*** The input ***

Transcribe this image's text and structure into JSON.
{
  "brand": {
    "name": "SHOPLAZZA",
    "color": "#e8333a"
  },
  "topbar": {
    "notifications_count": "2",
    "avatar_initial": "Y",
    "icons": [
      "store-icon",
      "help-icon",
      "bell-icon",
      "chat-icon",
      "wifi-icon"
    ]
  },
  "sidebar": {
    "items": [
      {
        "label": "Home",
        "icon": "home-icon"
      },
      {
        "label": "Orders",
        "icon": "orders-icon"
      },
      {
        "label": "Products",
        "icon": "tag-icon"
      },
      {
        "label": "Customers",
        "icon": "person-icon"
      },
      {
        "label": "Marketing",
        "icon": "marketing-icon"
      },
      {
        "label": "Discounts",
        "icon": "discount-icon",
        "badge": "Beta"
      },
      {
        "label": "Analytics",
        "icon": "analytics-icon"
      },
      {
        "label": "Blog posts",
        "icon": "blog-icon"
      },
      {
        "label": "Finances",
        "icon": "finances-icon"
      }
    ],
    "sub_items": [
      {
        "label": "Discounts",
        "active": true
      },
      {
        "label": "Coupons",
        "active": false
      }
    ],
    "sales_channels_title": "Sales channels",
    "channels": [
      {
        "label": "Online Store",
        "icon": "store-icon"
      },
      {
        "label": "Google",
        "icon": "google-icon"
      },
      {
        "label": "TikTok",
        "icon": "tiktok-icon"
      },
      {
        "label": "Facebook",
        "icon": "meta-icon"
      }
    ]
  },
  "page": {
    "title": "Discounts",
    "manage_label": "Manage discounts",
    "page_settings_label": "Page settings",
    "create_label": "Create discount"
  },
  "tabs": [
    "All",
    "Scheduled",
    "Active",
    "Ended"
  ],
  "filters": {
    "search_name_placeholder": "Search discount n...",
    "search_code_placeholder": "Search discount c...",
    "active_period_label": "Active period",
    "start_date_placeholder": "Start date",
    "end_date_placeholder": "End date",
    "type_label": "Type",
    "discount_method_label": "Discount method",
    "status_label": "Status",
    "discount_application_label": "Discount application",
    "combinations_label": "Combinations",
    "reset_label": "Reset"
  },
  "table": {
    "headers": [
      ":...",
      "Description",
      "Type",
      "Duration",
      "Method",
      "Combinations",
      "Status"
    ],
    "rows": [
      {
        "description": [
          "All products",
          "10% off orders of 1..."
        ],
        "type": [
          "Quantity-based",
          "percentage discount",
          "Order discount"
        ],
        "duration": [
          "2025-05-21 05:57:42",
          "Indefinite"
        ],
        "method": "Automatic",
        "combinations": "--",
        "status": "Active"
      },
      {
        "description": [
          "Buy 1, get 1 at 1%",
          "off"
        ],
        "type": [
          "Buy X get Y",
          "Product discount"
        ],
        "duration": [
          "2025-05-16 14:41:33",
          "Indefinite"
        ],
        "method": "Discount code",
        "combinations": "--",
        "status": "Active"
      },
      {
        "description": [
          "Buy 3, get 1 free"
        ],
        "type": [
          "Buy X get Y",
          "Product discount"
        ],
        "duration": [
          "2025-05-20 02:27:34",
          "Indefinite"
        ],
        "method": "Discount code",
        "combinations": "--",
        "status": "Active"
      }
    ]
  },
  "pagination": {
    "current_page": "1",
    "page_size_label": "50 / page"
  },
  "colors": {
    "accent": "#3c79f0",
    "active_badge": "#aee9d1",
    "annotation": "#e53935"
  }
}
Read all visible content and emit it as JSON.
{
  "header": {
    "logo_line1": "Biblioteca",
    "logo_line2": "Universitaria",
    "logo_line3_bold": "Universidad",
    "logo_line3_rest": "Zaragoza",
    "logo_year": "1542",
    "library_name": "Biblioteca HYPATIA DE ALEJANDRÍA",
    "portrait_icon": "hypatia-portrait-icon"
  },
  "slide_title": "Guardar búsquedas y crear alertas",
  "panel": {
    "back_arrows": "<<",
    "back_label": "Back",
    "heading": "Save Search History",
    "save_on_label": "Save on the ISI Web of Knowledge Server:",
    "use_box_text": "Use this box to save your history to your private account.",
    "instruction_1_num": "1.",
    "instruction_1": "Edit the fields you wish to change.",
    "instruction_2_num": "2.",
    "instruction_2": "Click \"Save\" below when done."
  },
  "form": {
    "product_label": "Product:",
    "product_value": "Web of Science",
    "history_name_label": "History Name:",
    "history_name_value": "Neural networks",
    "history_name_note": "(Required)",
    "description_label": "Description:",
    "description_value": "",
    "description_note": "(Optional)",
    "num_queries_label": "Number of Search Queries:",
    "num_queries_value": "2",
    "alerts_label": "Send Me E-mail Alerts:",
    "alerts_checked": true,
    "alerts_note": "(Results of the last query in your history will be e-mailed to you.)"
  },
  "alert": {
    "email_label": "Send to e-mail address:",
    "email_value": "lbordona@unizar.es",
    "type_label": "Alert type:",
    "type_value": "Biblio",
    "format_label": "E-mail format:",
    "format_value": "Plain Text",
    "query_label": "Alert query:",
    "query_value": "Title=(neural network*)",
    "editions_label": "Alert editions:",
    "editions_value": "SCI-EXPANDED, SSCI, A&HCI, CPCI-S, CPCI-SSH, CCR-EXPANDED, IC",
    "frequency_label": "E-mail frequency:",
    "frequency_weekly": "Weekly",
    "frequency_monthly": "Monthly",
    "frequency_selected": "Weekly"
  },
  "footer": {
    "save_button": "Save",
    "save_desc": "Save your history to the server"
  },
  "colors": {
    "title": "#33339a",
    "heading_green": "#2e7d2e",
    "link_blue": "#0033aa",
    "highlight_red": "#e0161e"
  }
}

***

Challenge: From the records above, extract every entry exactly as given.

Solution to the exercise:
Transcribe this image's text and structure into JSON.
{
  "brand": {
    "name": "SHOPLAZZA",
    "color": "#e8333a"
  },
  "topbar": {
    "notifications_count": "2",
    "avatar_initial": "Y",
    "icons": [
      "store-icon",
      "help-icon",
      "bell-icon",
      "chat-icon",
      "wifi-icon"
    ]
  },
  "sidebar": {
    "items": [
      {
        "label": "Home",
        "icon": "home-icon"
      },
      {
        "label": "Orders",
        "icon": "orders-icon"
      },
      {
        "label": "Products",
        "icon": "tag-icon"
      },
      {
        "label": "Customers",
        "icon": "person-icon"
      },
      {
        "label": "Marketing",
        "icon": "marketing-icon"
      },
      {
        "label": "Discounts",
        "icon": "discount-icon",
        "badge": "Beta"
      },
      {
        "label": "Analytics",
        "icon": "analytics-icon"
      },
      {
        "label": "Blog posts",
        "icon": "blog-icon"
      },
      {
        "label": "Finances",
        "icon": "finances-icon"
      }
    ],
    "sub_items": [
      {
        "label": "Discounts",
        "active": true
      },
      {
        "label": "Coupons",
        "active": false
      }
    ],
    "sales_channels_title": "Sales channels",
    "channels": [
      {
        "label": "Online Store",
        "icon": "store-icon"
      },
      {
        "label": "Google",
        "icon": "google-icon"
      },
      {
        "label": "TikTok",
        "icon": "tiktok-icon"
      },
      {
        "label": "Facebook",
        "icon": "meta-icon"
      }
    ]
  },
  "page": {
    "title": "Discounts",
    "manage_label": "Manage discounts",
    "page_settings_label": "Page settings",
    "create_label": "Create discount"
  },
  "tabs": [
    "All",
    "Scheduled",
    "Active",
    "Ended"
  ],
  "filters": {
    "search_name_placeholder": "Search discount n...",
    "search_code_placeholder": "Search discount c...",
    "active_period_label": "Active period",
    "start_date_placeholder": "Start date",
    "end_date_placeholder": "End date",
    "type_label": "Type",
    "discount_method_label": "Discount method",
    "status_label": "Status",
    "discount_application_label": "Discount application",
    "combinations_label": "Combinations",
    "reset_label": "Reset"
  },
  "table": {
    "headers": [
      ":...",
      "Description",
      "Type",
      "Duration",
      "Method",
      "Combinations",
      "Status"
    ],
    "rows": [
      {
        "description": [
          "All products",
          "10% off orders of 1..."
        ],
        "type": [
          "Quantity-based",
          "percentage discount",
          "Order discount"
        ],
        "duration": [
          "2025-05-21 05:57:42",
          "Indefinite"
        ],
        "method": "Automatic",
        "combinations": "--",
        "status": "Active"
      },
      {
        "description": [
          "Buy 1, get 1 at 1%",
          "off"
        ],
        "type": [
          "Buy X get Y",
          "Product discount"
        ],
        "duration": [
          "2025-05-16 14:41:33",
          "Indefinite"
        ],
        "method": "Discount code",
        "combinations": "--",
        "status": "Active"
      },
      {
        "description": [
          "Buy 3, get 1 free"
        ],
        "type": [
          "Buy X get Y",
          "Product discount"
        ],
        "duration": [
          "2025-05-20 02:27:34",
          "Indefinite"
        ],
        "method": "Discount code",
        "combinations": "--",
        "status": "Active"
      }
    ]
  },
  "pagination": {
    "current_page": "1",
    "page_size_label": "50 / page"
  },
  "colors": {
    "accent": "#3c79f0",
    "active_badge": "#aee9d1",
    "annotation": "#e53935"
  }
}
Read all visible content and emit it as JSON.
{
  "header": {
    "logo_line1": "Biblioteca",
    "logo_line2": "Universitaria",
    "logo_line3_bold": "Universidad",
    "logo_line3_rest": "Zaragoza",
    "logo_year": "1542",
    "library_name": "Biblioteca HYPATIA DE ALEJANDRÍA",
    "portrait_icon": "hypatia-portrait-icon"
  },
  "slide_title": "Guardar búsquedas y crear alertas",
  "panel": {
    "back_arrows": "<<",
    "back_label": "Back",
    "heading": "Save Search History",
    "save_on_label": "Save on the ISI Web of Knowledge Server:",
    "use_box_text": "Use this box to save your history to your private account.",
    "instruction_1_num": "1.",
    "instruction_1": "Edit the fields you wish to change.",
    "instruction_2_num": "2.",
    "instruction_2": "Click \"Save\" below when done."
  },
  "form": {
    "product_label": "Product:",
    "product_value": "Web of Science",
    "history_name_label": "History Name:",
    "history_name_value": "Neural networks",
    "history_name_note": "(Required)",
    "description_label": "Description:",
    "description_value": "",
    "description_note": "(Optional)",
    "num_queries_label": "Number of Search Queries:",
    "num_queries_value": "2",
    "alerts_label": "Send Me E-mail Alerts:",
    "alerts_checked": true,
    "alerts_note": "(Results of the last query in your history will be e-mailed to you.)"
  },
  "alert": {
    "email_label": "Send to e-mail address:",
    "email_value": "lbordona@unizar.es",
    "type_label": "Alert type:",
    "type_value": "Biblio",
    "format_label": "E-mail format:",
    "format_value": "Plain Text",
    "query_label": "Alert query:",
    "query_value": "Title=(neural network*)",
    "editions_label": "Alert editions:",
    "editions_value": "SCI-EXPANDED, SSCI, A&HCI, CPCI-S, CPCI-SSH, CCR-EXPANDED, IC",
    "frequency_label": "E-mail frequency:",
    "frequency_weekly": "Weekly",
    "frequency_monthly": "Monthly",
    "frequency_selected": "Weekly"
  },
  "footer": {
    "save_button": "Save",
    "save_desc": "Save your history to the server"
  },
  "colors": {
    "title": "#33339a",
    "heading_green": "#2e7d2e",
    "link_blue": "#0033aa",
    "highlight_red": "#e0161e"
  }
}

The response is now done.